== WHAT TO DO ==
Go through the listing and copy each line with the string "Unscrew".

+ + + + + + +

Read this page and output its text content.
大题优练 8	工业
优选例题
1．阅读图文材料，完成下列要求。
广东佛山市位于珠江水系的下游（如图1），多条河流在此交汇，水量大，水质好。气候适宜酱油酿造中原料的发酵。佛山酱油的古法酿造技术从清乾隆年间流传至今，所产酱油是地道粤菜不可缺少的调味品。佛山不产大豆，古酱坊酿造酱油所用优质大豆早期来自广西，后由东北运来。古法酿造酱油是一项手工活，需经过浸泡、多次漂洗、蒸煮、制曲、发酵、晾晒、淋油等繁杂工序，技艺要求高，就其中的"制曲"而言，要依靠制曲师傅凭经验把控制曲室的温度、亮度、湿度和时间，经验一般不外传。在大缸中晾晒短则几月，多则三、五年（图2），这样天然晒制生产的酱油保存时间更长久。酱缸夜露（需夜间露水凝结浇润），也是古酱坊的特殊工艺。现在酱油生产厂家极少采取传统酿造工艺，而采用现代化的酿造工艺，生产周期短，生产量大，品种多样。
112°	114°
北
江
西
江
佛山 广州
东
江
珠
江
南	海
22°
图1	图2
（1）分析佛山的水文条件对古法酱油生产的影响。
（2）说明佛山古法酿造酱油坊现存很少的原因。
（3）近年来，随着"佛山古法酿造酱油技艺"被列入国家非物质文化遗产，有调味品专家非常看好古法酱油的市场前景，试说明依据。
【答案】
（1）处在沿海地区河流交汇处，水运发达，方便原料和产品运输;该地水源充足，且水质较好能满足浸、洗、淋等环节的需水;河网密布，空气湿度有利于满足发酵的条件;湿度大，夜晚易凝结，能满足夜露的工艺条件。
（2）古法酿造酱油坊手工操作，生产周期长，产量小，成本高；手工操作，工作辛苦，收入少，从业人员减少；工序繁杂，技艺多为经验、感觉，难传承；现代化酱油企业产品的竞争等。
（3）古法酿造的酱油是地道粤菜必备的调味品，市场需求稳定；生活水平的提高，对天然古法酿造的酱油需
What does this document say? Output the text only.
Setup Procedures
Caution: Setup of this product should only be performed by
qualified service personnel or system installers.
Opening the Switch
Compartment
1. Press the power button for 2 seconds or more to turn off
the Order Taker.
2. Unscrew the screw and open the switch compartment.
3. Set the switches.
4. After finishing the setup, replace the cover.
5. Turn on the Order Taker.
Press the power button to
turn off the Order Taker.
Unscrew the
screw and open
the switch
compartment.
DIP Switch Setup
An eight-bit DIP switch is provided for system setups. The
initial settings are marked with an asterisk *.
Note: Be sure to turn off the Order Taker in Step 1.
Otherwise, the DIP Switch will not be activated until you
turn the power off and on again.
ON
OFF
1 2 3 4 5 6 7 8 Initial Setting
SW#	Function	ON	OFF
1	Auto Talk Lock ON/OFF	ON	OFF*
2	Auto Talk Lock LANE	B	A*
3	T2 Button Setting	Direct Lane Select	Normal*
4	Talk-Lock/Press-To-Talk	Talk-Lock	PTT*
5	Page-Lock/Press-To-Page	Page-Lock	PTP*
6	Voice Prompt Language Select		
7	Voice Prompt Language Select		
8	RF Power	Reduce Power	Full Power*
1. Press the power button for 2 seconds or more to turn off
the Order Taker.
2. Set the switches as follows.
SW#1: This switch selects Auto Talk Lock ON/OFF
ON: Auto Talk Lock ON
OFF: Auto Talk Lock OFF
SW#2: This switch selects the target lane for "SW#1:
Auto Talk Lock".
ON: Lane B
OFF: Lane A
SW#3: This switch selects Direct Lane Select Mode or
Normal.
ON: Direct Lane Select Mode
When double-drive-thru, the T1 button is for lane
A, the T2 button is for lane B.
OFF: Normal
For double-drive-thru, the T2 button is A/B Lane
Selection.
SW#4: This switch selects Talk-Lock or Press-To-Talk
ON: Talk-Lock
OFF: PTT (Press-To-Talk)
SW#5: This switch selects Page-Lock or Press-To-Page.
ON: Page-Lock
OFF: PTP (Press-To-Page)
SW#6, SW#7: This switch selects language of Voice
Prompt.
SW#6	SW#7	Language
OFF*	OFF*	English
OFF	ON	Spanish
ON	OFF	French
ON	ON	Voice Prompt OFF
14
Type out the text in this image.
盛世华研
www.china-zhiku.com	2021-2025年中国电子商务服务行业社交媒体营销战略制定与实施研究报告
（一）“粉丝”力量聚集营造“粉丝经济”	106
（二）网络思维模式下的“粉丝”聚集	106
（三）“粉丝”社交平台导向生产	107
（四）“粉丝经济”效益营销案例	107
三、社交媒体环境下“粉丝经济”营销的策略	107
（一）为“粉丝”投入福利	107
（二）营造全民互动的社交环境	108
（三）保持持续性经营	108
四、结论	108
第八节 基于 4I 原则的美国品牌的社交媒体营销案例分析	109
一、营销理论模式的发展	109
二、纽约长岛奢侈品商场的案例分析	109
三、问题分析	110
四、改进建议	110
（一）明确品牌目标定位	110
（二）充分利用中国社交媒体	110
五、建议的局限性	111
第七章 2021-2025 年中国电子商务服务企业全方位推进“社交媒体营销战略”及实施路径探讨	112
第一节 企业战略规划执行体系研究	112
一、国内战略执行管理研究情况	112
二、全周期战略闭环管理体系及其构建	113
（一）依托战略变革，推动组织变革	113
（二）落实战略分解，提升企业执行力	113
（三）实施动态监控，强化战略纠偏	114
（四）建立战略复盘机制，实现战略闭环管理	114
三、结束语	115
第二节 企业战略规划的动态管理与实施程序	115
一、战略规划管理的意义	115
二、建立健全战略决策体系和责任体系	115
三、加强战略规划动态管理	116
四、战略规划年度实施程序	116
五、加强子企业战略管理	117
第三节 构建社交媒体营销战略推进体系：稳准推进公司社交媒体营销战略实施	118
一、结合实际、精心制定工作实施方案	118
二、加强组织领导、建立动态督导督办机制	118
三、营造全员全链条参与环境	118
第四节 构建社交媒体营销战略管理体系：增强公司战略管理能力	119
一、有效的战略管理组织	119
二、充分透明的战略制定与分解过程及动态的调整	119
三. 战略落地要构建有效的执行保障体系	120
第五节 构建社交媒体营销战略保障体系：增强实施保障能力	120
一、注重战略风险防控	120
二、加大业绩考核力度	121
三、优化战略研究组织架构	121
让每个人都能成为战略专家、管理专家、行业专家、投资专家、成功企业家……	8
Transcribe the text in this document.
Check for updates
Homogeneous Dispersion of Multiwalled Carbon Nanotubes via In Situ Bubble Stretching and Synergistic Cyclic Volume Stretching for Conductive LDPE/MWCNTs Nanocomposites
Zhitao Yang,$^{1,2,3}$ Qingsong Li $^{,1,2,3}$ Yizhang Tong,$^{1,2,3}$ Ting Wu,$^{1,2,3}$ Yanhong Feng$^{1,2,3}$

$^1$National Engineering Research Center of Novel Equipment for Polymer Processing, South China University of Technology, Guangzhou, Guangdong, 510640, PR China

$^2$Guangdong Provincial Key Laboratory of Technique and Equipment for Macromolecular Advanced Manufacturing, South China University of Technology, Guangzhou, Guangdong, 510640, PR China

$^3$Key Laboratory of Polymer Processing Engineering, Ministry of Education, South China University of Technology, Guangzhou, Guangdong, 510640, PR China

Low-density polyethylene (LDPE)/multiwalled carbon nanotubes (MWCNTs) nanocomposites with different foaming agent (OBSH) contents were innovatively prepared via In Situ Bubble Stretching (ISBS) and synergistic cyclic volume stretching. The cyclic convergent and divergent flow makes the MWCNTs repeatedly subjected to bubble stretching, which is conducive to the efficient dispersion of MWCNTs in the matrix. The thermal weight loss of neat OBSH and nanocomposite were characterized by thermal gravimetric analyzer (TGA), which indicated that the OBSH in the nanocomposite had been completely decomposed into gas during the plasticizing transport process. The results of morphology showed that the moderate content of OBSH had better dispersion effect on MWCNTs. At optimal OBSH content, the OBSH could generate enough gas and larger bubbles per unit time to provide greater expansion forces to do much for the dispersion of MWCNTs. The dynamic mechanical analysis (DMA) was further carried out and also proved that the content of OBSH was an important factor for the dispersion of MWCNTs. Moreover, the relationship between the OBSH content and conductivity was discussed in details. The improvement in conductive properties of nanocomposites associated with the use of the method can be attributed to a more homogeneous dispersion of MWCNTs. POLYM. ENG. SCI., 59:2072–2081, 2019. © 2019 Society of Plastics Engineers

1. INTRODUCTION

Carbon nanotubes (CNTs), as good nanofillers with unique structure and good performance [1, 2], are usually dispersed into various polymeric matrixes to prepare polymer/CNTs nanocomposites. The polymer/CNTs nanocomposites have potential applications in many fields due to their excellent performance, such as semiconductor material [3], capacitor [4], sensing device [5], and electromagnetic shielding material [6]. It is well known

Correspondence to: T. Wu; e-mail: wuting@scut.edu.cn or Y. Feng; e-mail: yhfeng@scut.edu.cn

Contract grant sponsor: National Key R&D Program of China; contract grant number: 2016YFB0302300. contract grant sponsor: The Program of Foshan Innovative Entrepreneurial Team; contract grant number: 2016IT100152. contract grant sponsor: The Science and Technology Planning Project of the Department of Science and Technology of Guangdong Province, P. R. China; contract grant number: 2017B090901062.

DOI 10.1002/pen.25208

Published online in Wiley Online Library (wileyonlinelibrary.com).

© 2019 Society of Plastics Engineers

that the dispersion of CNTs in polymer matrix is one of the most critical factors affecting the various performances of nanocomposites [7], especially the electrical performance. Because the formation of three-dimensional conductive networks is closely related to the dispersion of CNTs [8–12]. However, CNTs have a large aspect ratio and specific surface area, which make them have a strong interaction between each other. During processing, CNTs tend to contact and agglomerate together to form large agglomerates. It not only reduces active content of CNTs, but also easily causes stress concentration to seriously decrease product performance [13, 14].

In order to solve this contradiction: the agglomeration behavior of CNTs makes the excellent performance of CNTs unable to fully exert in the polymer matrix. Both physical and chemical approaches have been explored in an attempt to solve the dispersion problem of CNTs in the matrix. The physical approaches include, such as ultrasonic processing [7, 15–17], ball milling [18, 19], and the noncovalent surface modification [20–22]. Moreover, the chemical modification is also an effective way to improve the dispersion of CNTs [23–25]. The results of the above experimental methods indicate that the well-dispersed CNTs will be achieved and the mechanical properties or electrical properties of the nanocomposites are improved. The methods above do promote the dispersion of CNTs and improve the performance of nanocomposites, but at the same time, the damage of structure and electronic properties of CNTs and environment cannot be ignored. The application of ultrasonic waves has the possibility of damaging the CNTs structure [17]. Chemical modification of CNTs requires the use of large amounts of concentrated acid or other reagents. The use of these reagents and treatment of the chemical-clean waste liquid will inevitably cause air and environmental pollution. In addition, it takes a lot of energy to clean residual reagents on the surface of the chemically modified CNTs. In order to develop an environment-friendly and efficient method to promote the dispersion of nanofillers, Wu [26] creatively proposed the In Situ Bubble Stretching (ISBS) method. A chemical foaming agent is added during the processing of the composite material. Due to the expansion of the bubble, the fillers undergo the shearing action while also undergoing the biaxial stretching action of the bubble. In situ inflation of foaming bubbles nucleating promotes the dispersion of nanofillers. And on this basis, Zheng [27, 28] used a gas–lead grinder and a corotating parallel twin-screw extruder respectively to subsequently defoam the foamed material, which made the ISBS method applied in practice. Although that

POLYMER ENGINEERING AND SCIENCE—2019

+ + + + + + +

== SOLUTION TO THIS TASK ==
2. Unscrew the screw and open the switch compartment.
Unscrew the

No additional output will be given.